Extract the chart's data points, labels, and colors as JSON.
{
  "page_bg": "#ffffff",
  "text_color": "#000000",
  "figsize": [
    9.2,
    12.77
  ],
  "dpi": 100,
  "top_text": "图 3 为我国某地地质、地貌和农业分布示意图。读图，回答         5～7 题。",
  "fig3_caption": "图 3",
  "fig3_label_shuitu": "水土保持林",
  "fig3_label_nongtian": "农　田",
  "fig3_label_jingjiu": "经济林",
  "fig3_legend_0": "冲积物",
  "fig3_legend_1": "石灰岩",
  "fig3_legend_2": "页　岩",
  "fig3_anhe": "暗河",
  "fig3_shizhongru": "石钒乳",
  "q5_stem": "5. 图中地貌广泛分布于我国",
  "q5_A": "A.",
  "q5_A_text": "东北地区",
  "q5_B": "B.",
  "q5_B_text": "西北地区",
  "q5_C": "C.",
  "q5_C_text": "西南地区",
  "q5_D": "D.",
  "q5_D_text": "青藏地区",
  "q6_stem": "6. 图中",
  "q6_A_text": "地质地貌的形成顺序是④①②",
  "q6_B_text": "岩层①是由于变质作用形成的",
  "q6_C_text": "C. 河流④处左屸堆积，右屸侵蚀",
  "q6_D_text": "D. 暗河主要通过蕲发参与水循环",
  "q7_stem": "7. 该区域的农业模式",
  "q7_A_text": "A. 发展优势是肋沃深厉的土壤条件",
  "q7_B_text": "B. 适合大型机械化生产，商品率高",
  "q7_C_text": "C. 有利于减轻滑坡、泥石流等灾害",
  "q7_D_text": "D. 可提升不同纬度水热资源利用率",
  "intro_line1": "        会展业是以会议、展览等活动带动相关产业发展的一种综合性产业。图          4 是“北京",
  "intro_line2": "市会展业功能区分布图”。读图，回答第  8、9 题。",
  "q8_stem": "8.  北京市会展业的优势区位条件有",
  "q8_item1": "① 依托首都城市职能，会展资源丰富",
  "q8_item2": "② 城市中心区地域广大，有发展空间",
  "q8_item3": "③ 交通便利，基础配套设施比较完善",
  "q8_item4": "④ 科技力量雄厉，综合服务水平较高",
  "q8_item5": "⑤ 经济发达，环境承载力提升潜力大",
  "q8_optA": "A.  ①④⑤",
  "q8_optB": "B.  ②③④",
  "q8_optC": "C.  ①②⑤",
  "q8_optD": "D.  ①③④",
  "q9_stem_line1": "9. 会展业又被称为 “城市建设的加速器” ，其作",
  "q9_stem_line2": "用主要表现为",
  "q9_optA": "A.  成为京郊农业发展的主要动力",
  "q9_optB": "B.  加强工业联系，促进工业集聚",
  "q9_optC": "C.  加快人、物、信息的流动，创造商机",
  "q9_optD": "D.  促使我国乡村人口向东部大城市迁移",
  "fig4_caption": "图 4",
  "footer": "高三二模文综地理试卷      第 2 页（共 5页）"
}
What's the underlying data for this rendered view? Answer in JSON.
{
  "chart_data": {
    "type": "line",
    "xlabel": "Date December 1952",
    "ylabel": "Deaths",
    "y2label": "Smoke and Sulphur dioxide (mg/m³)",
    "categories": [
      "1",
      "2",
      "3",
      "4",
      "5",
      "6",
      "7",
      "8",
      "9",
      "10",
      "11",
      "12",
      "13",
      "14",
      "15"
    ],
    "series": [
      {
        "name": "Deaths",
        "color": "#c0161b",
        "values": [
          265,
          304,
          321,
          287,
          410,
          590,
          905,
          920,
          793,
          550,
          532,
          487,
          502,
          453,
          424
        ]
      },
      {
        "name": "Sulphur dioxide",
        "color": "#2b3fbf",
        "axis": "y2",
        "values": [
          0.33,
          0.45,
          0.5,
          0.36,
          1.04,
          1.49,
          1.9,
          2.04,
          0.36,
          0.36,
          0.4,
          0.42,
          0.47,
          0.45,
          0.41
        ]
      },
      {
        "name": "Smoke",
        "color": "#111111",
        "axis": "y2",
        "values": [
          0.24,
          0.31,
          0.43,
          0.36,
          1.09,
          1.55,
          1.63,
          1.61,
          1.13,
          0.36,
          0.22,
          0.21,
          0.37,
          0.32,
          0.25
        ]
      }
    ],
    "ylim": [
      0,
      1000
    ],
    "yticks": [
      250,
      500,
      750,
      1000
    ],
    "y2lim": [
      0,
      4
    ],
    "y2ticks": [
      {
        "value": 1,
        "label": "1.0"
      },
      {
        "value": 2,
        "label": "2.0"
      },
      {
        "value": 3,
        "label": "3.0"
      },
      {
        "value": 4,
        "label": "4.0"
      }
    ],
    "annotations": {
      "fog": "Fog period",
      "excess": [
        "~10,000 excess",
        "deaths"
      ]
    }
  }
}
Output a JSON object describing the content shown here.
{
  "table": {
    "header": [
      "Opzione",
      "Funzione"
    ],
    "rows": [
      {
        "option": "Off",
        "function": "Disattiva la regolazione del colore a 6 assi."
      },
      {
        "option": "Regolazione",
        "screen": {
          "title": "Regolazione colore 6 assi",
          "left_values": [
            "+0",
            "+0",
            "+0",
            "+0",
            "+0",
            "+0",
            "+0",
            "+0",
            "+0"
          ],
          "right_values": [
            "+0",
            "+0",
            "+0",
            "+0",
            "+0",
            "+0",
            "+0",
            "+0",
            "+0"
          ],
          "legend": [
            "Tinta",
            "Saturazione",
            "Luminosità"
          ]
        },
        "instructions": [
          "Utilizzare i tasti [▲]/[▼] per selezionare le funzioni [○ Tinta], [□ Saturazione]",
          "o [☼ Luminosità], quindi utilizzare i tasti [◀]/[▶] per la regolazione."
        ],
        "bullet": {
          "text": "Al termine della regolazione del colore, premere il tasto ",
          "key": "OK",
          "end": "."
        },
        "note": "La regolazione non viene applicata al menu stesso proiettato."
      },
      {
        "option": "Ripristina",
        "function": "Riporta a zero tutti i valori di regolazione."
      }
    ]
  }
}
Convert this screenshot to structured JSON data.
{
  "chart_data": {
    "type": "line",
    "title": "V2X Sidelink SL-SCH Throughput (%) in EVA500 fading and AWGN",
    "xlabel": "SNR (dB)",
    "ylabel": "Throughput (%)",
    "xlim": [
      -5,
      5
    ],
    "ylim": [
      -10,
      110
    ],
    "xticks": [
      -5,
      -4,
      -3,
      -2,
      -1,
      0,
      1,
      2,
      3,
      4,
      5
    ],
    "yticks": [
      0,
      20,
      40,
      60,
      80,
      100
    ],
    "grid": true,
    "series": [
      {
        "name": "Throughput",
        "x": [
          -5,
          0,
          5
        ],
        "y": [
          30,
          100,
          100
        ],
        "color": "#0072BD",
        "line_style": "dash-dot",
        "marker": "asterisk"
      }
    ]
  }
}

▶ **WHAT YOU NEED TO DO**
Repeat the records above exactly, leaving none out.

▶ **REPLY**
Extract the chart's data points, labels, and colors as JSON.
{
  "page_bg": "#ffffff",
  "text_color": "#000000",
  "figsize": [
    9.2,
    12.77
  ],
  "dpi": 100,
  "top_text": "图 3 为我国某地地质、地貌和农业分布示意图。读图，回答         5～7 题。",
  "fig3_caption": "图 3",
  "fig3_label_shuitu": "水土保持林",
  "fig3_label_nongtian": "农　田",
  "fig3_label_jingjiu": "经济林",
  "fig3_legend_0": "冲积物",
  "fig3_legend_1": "石灰岩",
  "fig3_legend_2": "页　岩",
  "fig3_anhe": "暗河",
  "fig3_shizhongru": "石钒乳",
  "q5_stem": "5. 图中地貌广泛分布于我国",
  "q5_A": "A.",
  "q5_A_text": "东北地区",
  "q5_B": "B.",
  "q5_B_text": "西北地区",
  "q5_C": "C.",
  "q5_C_text": "西南地区",
  "q5_D": "D.",
  "q5_D_text": "青藏地区",
  "q6_stem": "6. 图中",
  "q6_A_text": "地质地貌的形成顺序是④①②",
  "q6_B_text": "岩层①是由于变质作用形成的",
  "q6_C_text": "C. 河流④处左屸堆积，右屸侵蚀",
  "q6_D_text": "D. 暗河主要通过蕲发参与水循环",
  "q7_stem": "7. 该区域的农业模式",
  "q7_A_text": "A. 发展优势是肋沃深厉的土壤条件",
  "q7_B_text": "B. 适合大型机械化生产，商品率高",
  "q7_C_text": "C. 有利于减轻滑坡、泥石流等灾害",
  "q7_D_text": "D. 可提升不同纬度水热资源利用率",
  "intro_line1": "        会展业是以会议、展览等活动带动相关产业发展的一种综合性产业。图          4 是“北京",
  "intro_line2": "市会展业功能区分布图”。读图，回答第  8、9 题。",
  "q8_stem": "8.  北京市会展业的优势区位条件有",
  "q8_item1": "① 依托首都城市职能，会展资源丰富",
  "q8_item2": "② 城市中心区地域广大，有发展空间",
  "q8_item3": "③ 交通便利，基础配套设施比较完善",
  "q8_item4": "④ 科技力量雄厉，综合服务水平较高",
  "q8_item5": "⑤ 经济发达，环境承载力提升潜力大",
  "q8_optA": "A.  ①④⑤",
  "q8_optB": "B.  ②③④",
  "q8_optC": "C.  ①②⑤",
  "q8_optD": "D.  ①③④",
  "q9_stem_line1": "9. 会展业又被称为 “城市建设的加速器” ，其作",
  "q9_stem_line2": "用主要表现为",
  "q9_optA": "A.  成为京郊农业发展的主要动力",
  "q9_optB": "B.  加强工业联系，促进工业集聚",
  "q9_optC": "C.  加快人、物、信息的流动，创造商机",
  "q9_optD": "D.  促使我国乡村人口向东部大城市迁移",
  "fig4_caption": "图 4",
  "footer": "高三二模文综地理试卷      第 2 页（共 5页）"
}
What's the underlying data for this rendered view? Answer in JSON.
{
  "chart_data": {
    "type": "line",
    "xlabel": "Date December 1952",
    "ylabel": "Deaths",
    "y2label": "Smoke and Sulphur dioxide (mg/m³)",
    "categories": [
      "1",
      "2",
      "3",
      "4",
      "5",
      "6",
      "7",
      "8",
      "9",
      "10",
      "11",
      "12",
      "13",
      "14",
      "15"
    ],
    "series": [
      {
        "name": "Deaths",
        "color": "#c0161b",
        "values": [
          265,
          304,
          321,
          287,
          410,
          590,
          905,
          920,
          793,
          550,
          532,
          487,
          502,
          453,
          424
        ]
      },
      {
        "name": "Sulphur dioxide",
        "color": "#2b3fbf",
        "axis": "y2",
        "values": [
          0.33,
          0.45,
          0.5,
          0.36,
          1.04,
          1.49,
          1.9,
          2.04,
          0.36,
          0.36,
          0.4,
          0.42,
          0.47,
          0.45,
          0.41
        ]
      },
      {
        "name": "Smoke",
        "color": "#111111",
        "axis": "y2",
        "values": [
          0.24,
          0.31,
          0.43,
          0.36,
          1.09,
          1.55,
          1.63,
          1.61,
          1.13,
          0.36,
          0.22,
          0.21,
          0.37,
          0.32,
          0.25
        ]
      }
    ],
    "ylim": [
      0,
      1000
    ],
    "yticks": [
      250,
      500,
      750,
      1000
    ],
    "y2lim": [
      0,
      4
    ],
    "y2ticks": [
      {
        "value": 1,
        "label": "1.0"
      },
      {
        "value": 2,
        "label": "2.0"
      },
      {
        "value": 3,
        "label": "3.0"
      },
      {
        "value": 4,
        "label": "4.0"
      }
    ],
    "annotations": {
      "fog": "Fog period",
      "excess": [
        "~10,000 excess",
        "deaths"
      ]
    }
  }
}
Output a JSON object describing the content shown here.
{
  "table": {
    "header": [
      "Opzione",
      "Funzione"
    ],
    "rows": [
      {
        "option": "Off",
        "function": "Disattiva la regolazione del colore a 6 assi."
      },
      {
        "option": "Regolazione",
        "screen": {
          "title": "Regolazione colore 6 assi",
          "left_values": [
            "+0",
            "+0",
            "+0",
            "+0",
            "+0",
            "+0",
            "+0",
            "+0",
            "+0"
          ],
          "right_values": [
            "+0",
            "+0",
            "+0",
            "+0",
            "+0",
            "+0",
            "+0",
            "+0",
            "+0"
          ],
          "legend": [
            "Tinta",
            "Saturazione",
            "Luminosità"
          ]
        },
        "instructions": [
          "Utilizzare i tasti [▲]/[▼] per selezionare le funzioni [○ Tinta], [□ Saturazione]",
          "o [☼ Luminosità], quindi utilizzare i tasti [◀]/[▶] per la regolazione."
        ],
        "bullet": {
          "text": "Al termine della regolazione del colore, premere il tasto ",
          "key": "OK",
          "end": "."
        },
        "note": "La regolazione non viene applicata al menu stesso proiettato."
      },
      {
        "option": "Ripristina",
        "function": "Riporta a zero tutti i valori di regolazione."
      }
    ]
  }
}
Convert this screenshot to structured JSON data.
{
  "chart_data": {
    "type": "line",
    "title": "V2X Sidelink SL-SCH Throughput (%) in EVA500 fading and AWGN",
    "xlabel": "SNR (dB)",
    "ylabel": "Throughput (%)",
    "xlim": [
      -5,
      5
    ],
    "ylim": [
      -10,
      110
    ],
    "xticks": [
      -5,
      -4,
      -3,
      -2,
      -1,
      0,
      1,
      2,
      3,
      4,
      5
    ],
    "yticks": [
      0,
      20,
      40,
      60,
      80,
      100
    ],
    "grid": true,
    "series": [
      {
        "name": "Throughput",
        "x": [
          -5,
          0,
          5
        ],
        "y": [
          30,
          100,
          100
        ],
        "color": "#0072BD",
        "line_style": "dash-dot",
        "marker": "asterisk"
      }
    ]
  }
}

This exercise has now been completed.